══ Data shown

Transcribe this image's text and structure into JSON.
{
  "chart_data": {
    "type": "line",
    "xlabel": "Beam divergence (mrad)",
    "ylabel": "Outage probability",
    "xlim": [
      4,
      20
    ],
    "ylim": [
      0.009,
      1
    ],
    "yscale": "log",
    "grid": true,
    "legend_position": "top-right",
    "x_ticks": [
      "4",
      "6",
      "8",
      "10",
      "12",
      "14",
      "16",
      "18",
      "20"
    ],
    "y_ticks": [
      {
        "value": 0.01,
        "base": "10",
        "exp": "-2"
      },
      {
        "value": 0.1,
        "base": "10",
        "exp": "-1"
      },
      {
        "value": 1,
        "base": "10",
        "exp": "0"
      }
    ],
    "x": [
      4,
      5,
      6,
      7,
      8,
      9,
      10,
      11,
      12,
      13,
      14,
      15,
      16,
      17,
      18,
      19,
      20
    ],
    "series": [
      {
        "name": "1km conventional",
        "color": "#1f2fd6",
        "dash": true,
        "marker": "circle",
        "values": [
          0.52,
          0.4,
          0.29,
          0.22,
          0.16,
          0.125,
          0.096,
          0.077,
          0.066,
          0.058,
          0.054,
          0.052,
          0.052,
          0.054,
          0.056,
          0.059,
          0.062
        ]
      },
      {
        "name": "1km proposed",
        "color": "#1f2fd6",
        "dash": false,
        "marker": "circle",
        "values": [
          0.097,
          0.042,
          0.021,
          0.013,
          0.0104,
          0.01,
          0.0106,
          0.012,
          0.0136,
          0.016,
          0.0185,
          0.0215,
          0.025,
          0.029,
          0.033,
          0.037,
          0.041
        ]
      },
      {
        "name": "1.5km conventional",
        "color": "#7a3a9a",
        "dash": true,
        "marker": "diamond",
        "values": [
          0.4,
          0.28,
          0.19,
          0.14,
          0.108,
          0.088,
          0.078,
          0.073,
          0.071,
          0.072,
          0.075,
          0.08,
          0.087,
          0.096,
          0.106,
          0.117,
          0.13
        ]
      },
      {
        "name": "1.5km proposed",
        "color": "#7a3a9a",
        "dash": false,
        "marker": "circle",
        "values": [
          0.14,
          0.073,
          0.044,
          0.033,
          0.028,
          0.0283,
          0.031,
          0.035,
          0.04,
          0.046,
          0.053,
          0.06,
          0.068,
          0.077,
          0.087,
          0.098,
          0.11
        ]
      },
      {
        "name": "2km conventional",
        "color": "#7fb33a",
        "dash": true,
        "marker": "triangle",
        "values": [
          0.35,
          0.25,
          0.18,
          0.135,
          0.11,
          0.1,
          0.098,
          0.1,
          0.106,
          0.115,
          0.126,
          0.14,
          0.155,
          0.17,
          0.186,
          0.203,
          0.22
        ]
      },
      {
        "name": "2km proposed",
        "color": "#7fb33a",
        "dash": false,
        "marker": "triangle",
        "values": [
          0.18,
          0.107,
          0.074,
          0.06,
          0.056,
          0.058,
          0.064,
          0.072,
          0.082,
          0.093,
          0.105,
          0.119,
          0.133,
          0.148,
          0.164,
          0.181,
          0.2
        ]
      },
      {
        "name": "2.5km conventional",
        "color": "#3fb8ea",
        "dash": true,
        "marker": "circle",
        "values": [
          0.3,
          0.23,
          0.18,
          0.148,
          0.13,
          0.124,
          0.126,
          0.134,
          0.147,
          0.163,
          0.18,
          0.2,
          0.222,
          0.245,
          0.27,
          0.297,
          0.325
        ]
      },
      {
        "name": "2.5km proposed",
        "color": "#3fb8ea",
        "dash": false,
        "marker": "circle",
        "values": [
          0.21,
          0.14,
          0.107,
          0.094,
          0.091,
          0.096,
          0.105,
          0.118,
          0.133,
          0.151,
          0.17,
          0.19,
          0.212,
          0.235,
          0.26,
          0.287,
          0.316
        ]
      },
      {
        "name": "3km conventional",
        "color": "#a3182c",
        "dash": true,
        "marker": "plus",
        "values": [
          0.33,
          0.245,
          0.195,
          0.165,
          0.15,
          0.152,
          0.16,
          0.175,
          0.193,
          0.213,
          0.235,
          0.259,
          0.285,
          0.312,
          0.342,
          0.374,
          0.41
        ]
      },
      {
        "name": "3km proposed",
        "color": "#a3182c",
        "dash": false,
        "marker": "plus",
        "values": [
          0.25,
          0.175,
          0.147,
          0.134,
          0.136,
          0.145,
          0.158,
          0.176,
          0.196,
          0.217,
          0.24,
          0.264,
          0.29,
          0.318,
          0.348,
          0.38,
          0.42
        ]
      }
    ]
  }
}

════

# Your instructions:
Quote the listing in full, please, keeping every line exact.

# Correct result:
Transcribe this image's text and structure into JSON.
{
  "chart_data": {
    "type": "line",
    "xlabel": "Beam divergence (mrad)",
    "ylabel": "Outage probability",
    "xlim": [
      4,
      20
    ],
    "ylim": [
      0.009,
      1
    ],
    "yscale": "log",
    "grid": true,
    "legend_position": "top-right",
    "x_ticks": [
      "4",
      "6",
      "8",
      "10",
      "12",
      "14",
      "16",
      "18",
      "20"
    ],
    "y_ticks": [
      {
        "value": 0.01,
        "base": "10",
        "exp": "-2"
      },
      {
        "value": 0.1,
        "base": "10",
        "exp": "-1"
      },
      {
        "value": 1,
        "base": "10",
        "exp": "0"
      }
    ],
    "x": [
      4,
      5,
      6,
      7,
      8,
      9,
      10,
      11,
      12,
      13,
      14,
      15,
      16,
      17,
      18,
      19,
      20
    ],
    "series": [
      {
        "name": "1km conventional",
        "color": "#1f2fd6",
        "dash": true,
        "marker": "circle",
        "values": [
          0.52,
          0.4,
          0.29,
          0.22,
          0.16,
          0.125,
          0.096,
          0.077,
          0.066,
          0.058,
          0.054,
          0.052,
          0.052,
          0.054,
          0.056,
          0.059,
          0.062
        ]
      },
      {
        "name": "1km proposed",
        "color": "#1f2fd6",
        "dash": false,
        "marker": "circle",
        "values": [
          0.097,
          0.042,
          0.021,
          0.013,
          0.0104,
          0.01,
          0.0106,
          0.012,
          0.0136,
          0.016,
          0.0185,
          0.0215,
          0.025,
          0.029,
          0.033,
          0.037,
          0.041
        ]
      },
      {
        "name": "1.5km conventional",
        "color": "#7a3a9a",
        "dash": true,
        "marker": "diamond",
        "values": [
          0.4,
          0.28,
          0.19,
          0.14,
          0.108,
          0.088,
          0.078,
          0.073,
          0.071,
          0.072,
          0.075,
          0.08,
          0.087,
          0.096,
          0.106,
          0.117,
          0.13
        ]
      },
      {
        "name": "1.5km proposed",
        "color": "#7a3a9a",
        "dash": false,
        "marker": "circle",
        "values": [
          0.14,
          0.073,
          0.044,
          0.033,
          0.028,
          0.0283,
          0.031,
          0.035,
          0.04,
          0.046,
          0.053,
          0.06,
          0.068,
          0.077,
          0.087,
          0.098,
          0.11
        ]
      },
      {
        "name": "2km conventional",
        "color": "#7fb33a",
        "dash": true,
        "marker": "triangle",
        "values": [
          0.35,
          0.25,
          0.18,
          0.135,
          0.11,
          0.1,
          0.098,
          0.1,
          0.106,
          0.115,
          0.126,
          0.14,
          0.155,
          0.17,
          0.186,
          0.203,
          0.22
        ]
      },
      {
        "name": "2km proposed",
        "color": "#7fb33a",
        "dash": false,
        "marker": "triangle",
        "values": [
          0.18,
          0.107,
          0.074,
          0.06,
          0.056,
          0.058,
          0.064,
          0.072,
          0.082,
          0.093,
          0.105,
          0.119,
          0.133,
          0.148,
          0.164,
          0.181,
          0.2
        ]
      },
      {
        "name": "2.5km conventional",
        "color": "#3fb8ea",
        "dash": true,
        "marker": "circle",
        "values": [
          0.3,
          0.23,
          0.18,
          0.148,
          0.13,
          0.124,
          0.126,
          0.134,
          0.147,
          0.163,
          0.18,
          0.2,
          0.222,
          0.245,
          0.27,
          0.297,
          0.325
        ]
      },
      {
        "name": "2.5km proposed",
        "color": "#3fb8ea",
        "dash": false,
        "marker": "circle",
        "values": [
          0.21,
          0.14,
          0.107,
          0.094,
          0.091,
          0.096,
          0.105,
          0.118,
          0.133,
          0.151,
          0.17,
          0.19,
          0.212,
          0.235,
          0.26,
          0.287,
          0.316
        ]
      },
      {
        "name": "3km conventional",
        "color": "#a3182c",
        "dash": true,
        "marker": "plus",
        "values": [
          0.33,
          0.245,
          0.195,
          0.165,
          0.15,
          0.152,
          0.16,
          0.175,
          0.193,
          0.213,
          0.235,
          0.259,
          0.285,
          0.312,
          0.342,
          0.374,
          0.41
        ]
      },
      {
        "name": "3km proposed",
        "color": "#a3182c",
        "dash": false,
        "marker": "plus",
        "values": [
          0.25,
          0.175,
          0.147,
          0.134,
          0.136,
          0.145,
          0.158,
          0.176,
          0.196,
          0.217,
          0.24,
          0.264,
          0.29,
          0.318,
          0.348,
          0.38,
          0.42
        ]
      }
    ]
  }
}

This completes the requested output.